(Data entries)
------------------------------------------------
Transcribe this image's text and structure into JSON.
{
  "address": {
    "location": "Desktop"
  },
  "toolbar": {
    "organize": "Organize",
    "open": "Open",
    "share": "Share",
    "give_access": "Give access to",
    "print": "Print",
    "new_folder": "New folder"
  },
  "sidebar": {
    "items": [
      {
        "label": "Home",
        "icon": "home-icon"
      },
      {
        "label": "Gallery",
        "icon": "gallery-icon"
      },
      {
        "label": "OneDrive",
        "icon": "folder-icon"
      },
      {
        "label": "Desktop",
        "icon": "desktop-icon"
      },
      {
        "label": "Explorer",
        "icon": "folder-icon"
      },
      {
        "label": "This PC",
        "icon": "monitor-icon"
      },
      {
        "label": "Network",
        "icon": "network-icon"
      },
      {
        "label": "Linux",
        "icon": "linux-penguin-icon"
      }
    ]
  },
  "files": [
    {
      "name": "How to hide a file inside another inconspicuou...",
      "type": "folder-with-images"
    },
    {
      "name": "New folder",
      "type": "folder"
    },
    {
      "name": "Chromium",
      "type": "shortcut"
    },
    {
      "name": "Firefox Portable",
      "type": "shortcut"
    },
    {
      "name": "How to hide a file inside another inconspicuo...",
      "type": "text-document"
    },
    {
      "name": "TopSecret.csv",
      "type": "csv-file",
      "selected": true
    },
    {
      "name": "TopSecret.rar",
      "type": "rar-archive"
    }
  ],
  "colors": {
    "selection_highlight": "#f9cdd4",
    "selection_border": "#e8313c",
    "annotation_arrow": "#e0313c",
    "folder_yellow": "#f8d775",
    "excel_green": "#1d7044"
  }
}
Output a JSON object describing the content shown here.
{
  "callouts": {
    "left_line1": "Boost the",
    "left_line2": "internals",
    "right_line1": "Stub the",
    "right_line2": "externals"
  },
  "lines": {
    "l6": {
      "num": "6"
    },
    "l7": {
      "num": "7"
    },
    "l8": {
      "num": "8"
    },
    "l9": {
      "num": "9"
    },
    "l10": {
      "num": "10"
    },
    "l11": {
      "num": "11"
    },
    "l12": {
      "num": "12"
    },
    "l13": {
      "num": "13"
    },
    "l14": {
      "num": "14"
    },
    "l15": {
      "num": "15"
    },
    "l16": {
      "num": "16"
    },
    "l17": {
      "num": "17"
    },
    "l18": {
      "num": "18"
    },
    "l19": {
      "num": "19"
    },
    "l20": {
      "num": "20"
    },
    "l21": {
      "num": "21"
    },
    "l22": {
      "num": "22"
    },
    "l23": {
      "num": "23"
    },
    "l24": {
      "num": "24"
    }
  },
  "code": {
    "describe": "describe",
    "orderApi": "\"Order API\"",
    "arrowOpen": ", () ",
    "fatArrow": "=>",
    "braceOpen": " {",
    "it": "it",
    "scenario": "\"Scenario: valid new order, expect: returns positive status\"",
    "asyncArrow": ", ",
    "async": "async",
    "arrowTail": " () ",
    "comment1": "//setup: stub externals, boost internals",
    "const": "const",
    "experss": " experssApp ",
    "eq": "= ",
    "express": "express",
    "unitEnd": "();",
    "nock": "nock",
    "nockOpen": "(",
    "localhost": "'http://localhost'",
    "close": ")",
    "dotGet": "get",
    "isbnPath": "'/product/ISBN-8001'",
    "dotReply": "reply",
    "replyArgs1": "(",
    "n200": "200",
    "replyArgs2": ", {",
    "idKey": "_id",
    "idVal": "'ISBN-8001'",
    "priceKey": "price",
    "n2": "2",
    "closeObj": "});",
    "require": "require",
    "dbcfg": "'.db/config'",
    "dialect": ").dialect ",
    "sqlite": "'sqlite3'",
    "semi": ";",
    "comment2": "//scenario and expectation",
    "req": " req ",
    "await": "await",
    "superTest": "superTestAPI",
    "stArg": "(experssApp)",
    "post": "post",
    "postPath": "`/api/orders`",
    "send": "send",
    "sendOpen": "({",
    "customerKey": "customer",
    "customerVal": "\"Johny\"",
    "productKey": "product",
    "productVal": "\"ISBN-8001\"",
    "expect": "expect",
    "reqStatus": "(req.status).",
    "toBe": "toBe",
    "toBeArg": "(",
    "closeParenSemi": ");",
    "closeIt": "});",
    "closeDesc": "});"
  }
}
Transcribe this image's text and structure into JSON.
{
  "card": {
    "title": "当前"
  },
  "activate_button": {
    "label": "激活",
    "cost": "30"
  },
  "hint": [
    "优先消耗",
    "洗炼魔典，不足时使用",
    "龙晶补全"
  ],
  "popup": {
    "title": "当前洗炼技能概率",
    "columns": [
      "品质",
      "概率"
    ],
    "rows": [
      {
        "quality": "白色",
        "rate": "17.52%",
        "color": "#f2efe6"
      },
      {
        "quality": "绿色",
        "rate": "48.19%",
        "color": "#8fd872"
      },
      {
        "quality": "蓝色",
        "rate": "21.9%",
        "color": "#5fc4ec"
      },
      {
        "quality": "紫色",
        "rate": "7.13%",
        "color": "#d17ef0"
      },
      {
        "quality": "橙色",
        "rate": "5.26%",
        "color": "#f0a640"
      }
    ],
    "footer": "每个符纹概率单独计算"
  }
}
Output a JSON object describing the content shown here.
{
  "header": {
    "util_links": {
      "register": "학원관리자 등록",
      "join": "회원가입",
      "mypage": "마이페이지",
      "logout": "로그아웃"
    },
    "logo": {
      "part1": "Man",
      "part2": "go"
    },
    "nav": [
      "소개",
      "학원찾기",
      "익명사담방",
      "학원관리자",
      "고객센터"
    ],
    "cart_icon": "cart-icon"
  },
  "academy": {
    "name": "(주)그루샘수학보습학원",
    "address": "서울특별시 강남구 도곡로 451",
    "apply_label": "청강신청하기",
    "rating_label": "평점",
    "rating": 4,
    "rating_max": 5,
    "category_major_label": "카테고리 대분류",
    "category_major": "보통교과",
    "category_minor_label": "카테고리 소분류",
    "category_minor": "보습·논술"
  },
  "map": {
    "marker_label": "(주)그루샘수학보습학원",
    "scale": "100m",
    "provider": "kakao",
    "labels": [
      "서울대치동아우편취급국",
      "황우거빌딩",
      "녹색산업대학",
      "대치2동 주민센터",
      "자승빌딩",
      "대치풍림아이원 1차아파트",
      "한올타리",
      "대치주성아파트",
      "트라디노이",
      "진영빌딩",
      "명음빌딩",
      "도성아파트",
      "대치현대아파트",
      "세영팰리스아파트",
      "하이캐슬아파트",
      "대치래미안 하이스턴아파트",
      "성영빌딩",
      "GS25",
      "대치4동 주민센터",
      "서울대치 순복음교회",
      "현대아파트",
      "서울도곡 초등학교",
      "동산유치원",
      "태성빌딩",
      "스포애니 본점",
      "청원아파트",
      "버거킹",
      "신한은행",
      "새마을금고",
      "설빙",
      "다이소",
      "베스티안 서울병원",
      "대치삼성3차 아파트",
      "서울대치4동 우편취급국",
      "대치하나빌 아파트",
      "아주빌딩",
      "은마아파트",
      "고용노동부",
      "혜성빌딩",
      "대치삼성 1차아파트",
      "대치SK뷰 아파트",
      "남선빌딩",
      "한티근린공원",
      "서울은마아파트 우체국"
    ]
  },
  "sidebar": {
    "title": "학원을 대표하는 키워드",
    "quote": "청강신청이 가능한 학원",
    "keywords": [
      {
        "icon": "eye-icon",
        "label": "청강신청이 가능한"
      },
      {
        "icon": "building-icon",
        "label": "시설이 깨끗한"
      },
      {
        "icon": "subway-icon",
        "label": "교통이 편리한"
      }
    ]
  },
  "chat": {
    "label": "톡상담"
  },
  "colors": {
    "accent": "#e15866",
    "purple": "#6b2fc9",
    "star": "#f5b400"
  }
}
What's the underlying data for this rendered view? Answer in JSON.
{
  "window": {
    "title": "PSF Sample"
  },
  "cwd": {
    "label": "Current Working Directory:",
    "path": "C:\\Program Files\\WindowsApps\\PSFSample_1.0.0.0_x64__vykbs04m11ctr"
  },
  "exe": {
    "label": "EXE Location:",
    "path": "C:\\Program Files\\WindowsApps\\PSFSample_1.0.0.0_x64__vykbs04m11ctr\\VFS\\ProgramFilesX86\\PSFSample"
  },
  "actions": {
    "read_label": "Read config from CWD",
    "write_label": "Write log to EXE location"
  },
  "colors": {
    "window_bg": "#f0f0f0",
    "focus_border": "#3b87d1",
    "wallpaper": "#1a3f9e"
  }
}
------------------------------------------------
# [Exercise]
Check each line above for the string "config" and show the ones that have it.

# [Expected answer]
    "dbcfg": "'.db/config'",
    "read_label": "Read config from CWD",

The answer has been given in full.